Directions: Transcribe each record below word for word.

Excerpts from a figure dataset
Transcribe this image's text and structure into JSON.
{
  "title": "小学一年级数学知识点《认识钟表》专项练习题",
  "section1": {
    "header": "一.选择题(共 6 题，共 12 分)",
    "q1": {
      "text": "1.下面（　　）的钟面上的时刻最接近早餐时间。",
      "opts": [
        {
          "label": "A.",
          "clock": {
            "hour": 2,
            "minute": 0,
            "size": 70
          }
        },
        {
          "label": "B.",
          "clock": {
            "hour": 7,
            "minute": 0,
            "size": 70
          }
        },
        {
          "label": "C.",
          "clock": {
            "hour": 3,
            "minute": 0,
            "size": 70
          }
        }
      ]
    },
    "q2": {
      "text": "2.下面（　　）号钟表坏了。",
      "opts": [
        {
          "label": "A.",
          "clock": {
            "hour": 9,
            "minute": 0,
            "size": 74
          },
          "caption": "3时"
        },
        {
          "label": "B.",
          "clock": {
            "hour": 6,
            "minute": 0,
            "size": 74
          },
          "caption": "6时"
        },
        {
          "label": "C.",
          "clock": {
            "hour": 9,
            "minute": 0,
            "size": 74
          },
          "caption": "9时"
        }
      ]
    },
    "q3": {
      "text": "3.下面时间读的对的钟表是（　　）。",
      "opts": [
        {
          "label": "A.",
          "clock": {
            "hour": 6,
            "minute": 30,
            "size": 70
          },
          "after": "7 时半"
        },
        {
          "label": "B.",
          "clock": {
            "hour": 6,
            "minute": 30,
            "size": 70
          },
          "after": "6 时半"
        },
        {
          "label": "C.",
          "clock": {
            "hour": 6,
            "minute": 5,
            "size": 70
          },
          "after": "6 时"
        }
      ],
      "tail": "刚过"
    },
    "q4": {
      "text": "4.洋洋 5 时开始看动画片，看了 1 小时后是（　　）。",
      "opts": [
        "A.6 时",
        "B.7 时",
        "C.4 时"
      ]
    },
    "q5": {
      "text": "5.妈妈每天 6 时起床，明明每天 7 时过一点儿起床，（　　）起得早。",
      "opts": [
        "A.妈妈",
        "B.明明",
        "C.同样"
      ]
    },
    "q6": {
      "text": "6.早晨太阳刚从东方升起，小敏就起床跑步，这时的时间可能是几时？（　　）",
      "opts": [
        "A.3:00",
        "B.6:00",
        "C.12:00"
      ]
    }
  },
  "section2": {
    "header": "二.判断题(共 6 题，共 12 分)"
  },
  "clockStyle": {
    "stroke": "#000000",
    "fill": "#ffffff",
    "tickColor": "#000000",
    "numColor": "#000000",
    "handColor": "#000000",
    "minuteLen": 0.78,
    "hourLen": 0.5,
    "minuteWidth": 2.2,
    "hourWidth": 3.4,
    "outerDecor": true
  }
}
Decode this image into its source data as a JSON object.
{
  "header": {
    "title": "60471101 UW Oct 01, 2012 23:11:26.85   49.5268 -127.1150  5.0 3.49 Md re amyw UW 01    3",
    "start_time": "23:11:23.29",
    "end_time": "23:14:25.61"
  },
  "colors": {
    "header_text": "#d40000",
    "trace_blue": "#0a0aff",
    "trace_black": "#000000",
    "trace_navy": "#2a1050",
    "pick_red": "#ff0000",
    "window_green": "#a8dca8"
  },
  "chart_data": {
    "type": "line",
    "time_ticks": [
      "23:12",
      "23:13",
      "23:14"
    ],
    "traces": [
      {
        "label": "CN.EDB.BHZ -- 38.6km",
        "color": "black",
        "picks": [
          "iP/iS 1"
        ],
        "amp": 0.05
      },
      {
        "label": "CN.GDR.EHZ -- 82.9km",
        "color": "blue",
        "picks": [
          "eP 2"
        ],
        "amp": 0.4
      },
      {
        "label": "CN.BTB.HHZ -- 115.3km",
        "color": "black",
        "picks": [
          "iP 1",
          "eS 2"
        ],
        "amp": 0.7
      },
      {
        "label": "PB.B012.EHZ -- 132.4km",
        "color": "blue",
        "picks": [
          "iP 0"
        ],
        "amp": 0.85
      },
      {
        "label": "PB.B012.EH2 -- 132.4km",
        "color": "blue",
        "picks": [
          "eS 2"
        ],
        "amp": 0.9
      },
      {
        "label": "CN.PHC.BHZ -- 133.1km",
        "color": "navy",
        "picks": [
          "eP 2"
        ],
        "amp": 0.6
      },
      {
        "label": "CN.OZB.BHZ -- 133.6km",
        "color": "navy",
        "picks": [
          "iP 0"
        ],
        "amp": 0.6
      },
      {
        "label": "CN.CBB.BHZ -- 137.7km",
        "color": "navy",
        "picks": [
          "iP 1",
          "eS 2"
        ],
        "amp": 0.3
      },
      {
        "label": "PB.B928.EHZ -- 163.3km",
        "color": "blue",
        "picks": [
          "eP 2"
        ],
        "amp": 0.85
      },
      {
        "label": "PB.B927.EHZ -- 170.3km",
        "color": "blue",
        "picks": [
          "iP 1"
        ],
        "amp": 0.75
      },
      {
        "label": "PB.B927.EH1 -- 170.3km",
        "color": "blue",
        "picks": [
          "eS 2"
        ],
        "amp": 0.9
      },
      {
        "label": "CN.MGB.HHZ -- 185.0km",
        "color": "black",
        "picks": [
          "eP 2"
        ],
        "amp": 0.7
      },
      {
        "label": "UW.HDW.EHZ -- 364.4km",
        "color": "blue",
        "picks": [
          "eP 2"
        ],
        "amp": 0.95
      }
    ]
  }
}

Reply:
Transcribe this image's text and structure into JSON.
{
  "title": "小学一年级数学知识点《认识钟表》专项练习题",
  "section1": {
    "header": "一.选择题(共 6 题，共 12 分)",
    "q1": {
      "text": "1.下面（　　）的钟面上的时刻最接近早餐时间。",
      "opts": [
        {
          "label": "A.",
          "clock": {
            "hour": 2,
            "minute": 0,
            "size": 70
          }
        },
        {
          "label": "B.",
          "clock": {
            "hour": 7,
            "minute": 0,
            "size": 70
          }
        },
        {
          "label": "C.",
          "clock": {
            "hour": 3,
            "minute": 0,
            "size": 70
          }
        }
      ]
    },
    "q2": {
      "text": "2.下面（　　）号钟表坏了。",
      "opts": [
        {
          "label": "A.",
          "clock": {
            "hour": 9,
            "minute": 0,
            "size": 74
          },
          "caption": "3时"
        },
        {
          "label": "B.",
          "clock": {
            "hour": 6,
            "minute": 0,
            "size": 74
          },
          "caption": "6时"
        },
        {
          "label": "C.",
          "clock": {
            "hour": 9,
            "minute": 0,
            "size": 74
          },
          "caption": "9时"
        }
      ]
    },
    "q3": {
      "text": "3.下面时间读的对的钟表是（　　）。",
      "opts": [
        {
          "label": "A.",
          "clock": {
            "hour": 6,
            "minute": 30,
            "size": 70
          },
          "after": "7 时半"
        },
        {
          "label": "B.",
          "clock": {
            "hour": 6,
            "minute": 30,
            "size": 70
          },
          "after": "6 时半"
        },
        {
          "label": "C.",
          "clock": {
            "hour": 6,
            "minute": 5,
            "size": 70
          },
          "after": "6 时"
        }
      ],
      "tail": "刚过"
    },
    "q4": {
      "text": "4.洋洋 5 时开始看动画片，看了 1 小时后是（　　）。",
      "opts": [
        "A.6 时",
        "B.7 时",
        "C.4 时"
      ]
    },
    "q5": {
      "text": "5.妈妈每天 6 时起床，明明每天 7 时过一点儿起床，（　　）起得早。",
      "opts": [
        "A.妈妈",
        "B.明明",
        "C.同样"
      ]
    },
    "q6": {
      "text": "6.早晨太阳刚从东方升起，小敏就起床跑步，这时的时间可能是几时？（　　）",
      "opts": [
        "A.3:00",
        "B.6:00",
        "C.12:00"
      ]
    }
  },
  "section2": {
    "header": "二.判断题(共 6 题，共 12 分)"
  },
  "clockStyle": {
    "stroke": "#000000",
    "fill": "#ffffff",
    "tickColor": "#000000",
    "numColor": "#000000",
    "handColor": "#000000",
    "minuteLen": 0.78,
    "hourLen": 0.5,
    "minuteWidth": 2.2,
    "hourWidth": 3.4,
    "outerDecor": true
  }
}
Decode this image into its source data as a JSON object.
{
  "header": {
    "title": "60471101 UW Oct 01, 2012 23:11:26.85   49.5268 -127.1150  5.0 3.49 Md re amyw UW 01    3",
    "start_time": "23:11:23.29",
    "end_time": "23:14:25.61"
  },
  "colors": {
    "header_text": "#d40000",
    "trace_blue": "#0a0aff",
    "trace_black": "#000000",
    "trace_navy": "#2a1050",
    "pick_red": "#ff0000",
    "window_green": "#a8dca8"
  },
  "chart_data": {
    "type": "line",
    "time_ticks": [
      "23:12",
      "23:13",
      "23:14"
    ],
    "traces": [
      {
        "label": "CN.EDB.BHZ -- 38.6km",
        "color": "black",
        "picks": [
          "iP/iS 1"
        ],
        "amp": 0.05
      },
      {
        "label": "CN.GDR.EHZ -- 82.9km",
        "color": "blue",
        "picks": [
          "eP 2"
        ],
        "amp": 0.4
      },
      {
        "label": "CN.BTB.HHZ -- 115.3km",
        "color": "black",
        "picks": [
          "iP 1",
          "eS 2"
        ],
        "amp": 0.7
      },
      {
        "label": "PB.B012.EHZ -- 132.4km",
        "color": "blue",
        "picks": [
          "iP 0"
        ],
        "amp": 0.85
      },
      {
        "label": "PB.B012.EH2 -- 132.4km",
        "color": "blue",
        "picks": [
          "eS 2"
        ],
        "amp": 0.9
      },
      {
        "label": "CN.PHC.BHZ -- 133.1km",
        "color": "navy",
        "picks": [
          "eP 2"
        ],
        "amp": 0.6
      },
      {
        "label": "CN.OZB.BHZ -- 133.6km",
        "color": "navy",
        "picks": [
          "iP 0"
        ],
        "amp": 0.6
      },
      {
        "label": "CN.CBB.BHZ -- 137.7km",
        "color": "navy",
        "picks": [
          "iP 1",
          "eS 2"
        ],
        "amp": 0.3
      },
      {
        "label": "PB.B928.EHZ -- 163.3km",
        "color": "blue",
        "picks": [
          "eP 2"
        ],
        "amp": 0.85
      },
      {
        "label": "PB.B927.EHZ -- 170.3km",
        "color": "blue",
        "picks": [
          "iP 1"
        ],
        "amp": 0.75
      },
      {
        "label": "PB.B927.EH1 -- 170.3km",
        "color": "blue",
        "picks": [
          "eS 2"
        ],
        "amp": 0.9
      },
      {
        "label": "CN.MGB.HHZ -- 185.0km",
        "color": "black",
        "picks": [
          "eP 2"
        ],
        "amp": 0.7
      },
      {
        "label": "UW.HDW.EHZ -- 364.4km",
        "color": "blue",
        "picks": [
          "eP 2"
        ],
        "amp": 0.95
      }
    ]
  }
}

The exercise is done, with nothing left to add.